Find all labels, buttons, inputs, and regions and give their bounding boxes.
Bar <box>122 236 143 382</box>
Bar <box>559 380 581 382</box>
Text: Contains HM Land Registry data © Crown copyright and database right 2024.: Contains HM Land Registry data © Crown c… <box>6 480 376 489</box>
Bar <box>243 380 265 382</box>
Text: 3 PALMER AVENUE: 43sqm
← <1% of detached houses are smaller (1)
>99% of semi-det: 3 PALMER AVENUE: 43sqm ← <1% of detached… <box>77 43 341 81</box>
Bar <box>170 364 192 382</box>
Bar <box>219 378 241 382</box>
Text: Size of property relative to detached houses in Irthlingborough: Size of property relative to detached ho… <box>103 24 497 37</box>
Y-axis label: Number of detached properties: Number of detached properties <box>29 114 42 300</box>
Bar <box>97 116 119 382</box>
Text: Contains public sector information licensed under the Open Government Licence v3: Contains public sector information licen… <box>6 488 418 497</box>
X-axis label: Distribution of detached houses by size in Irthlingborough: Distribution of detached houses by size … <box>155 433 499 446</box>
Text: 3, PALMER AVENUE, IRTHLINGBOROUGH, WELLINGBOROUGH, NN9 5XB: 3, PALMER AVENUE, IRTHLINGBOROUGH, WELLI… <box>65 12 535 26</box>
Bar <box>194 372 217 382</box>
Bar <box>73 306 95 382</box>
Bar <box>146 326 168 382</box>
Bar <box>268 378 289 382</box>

• What this task involves
Please convert every line of the material above into a JSON list of strings, one string per line, leaving out any blank lines.

• Written response
[
  "Find all labels, buttons, inputs, and regions and give their bounding boxes.",
  "Bar <box>122 236 143 382</box>",
  "Bar <box>559 380 581 382</box>",
  "Text: Contains HM Land Registry data © Crown copyright and database right 2024.: Contains HM Land Registry data © Crown c… <box>6 480 376 489</box>",
  "Bar <box>243 380 265 382</box>",
  "Text: 3 PALMER AVENUE: 43sqm",
  "← <1% of detached houses are smaller (1)",
  ">99% of semi-det: 3 PALMER AVENUE: 43sqm ← <1% of detached… <box>77 43 341 81</box>",
  "Bar <box>170 364 192 382</box>",
  "Bar <box>219 378 241 382</box>",
  "Text: Size of property relative to detached houses in Irthlingborough: Size of property relative to detached ho… <box>103 24 497 37</box>",
  "Y-axis label: Number of detached properties: Number of detached properties <box>29 114 42 300</box>",
  "Bar <box>97 116 119 382</box>",
  "Text: Contains public sector information licensed under the Open Government Licence v3: Contains public sector information licen… <box>6 488 418 497</box>",
  "X-axis label: Distribution of detached houses by size in Irthlingborough: Distribution of detached houses by size … <box>155 433 499 446</box>",
  "Text: 3, PALMER AVENUE, IRTHLINGBOROUGH, WELLINGBOROUGH, NN9 5XB: 3, PALMER AVENUE, IRTHLINGBOROUGH, WELLI… <box>65 12 535 26</box>",
  "Bar <box>194 372 217 382</box>",
  "Bar <box>73 306 95 382</box>",
  "Bar <box>146 326 168 382</box>",
  "Bar <box>268 378 289 382</box>"
]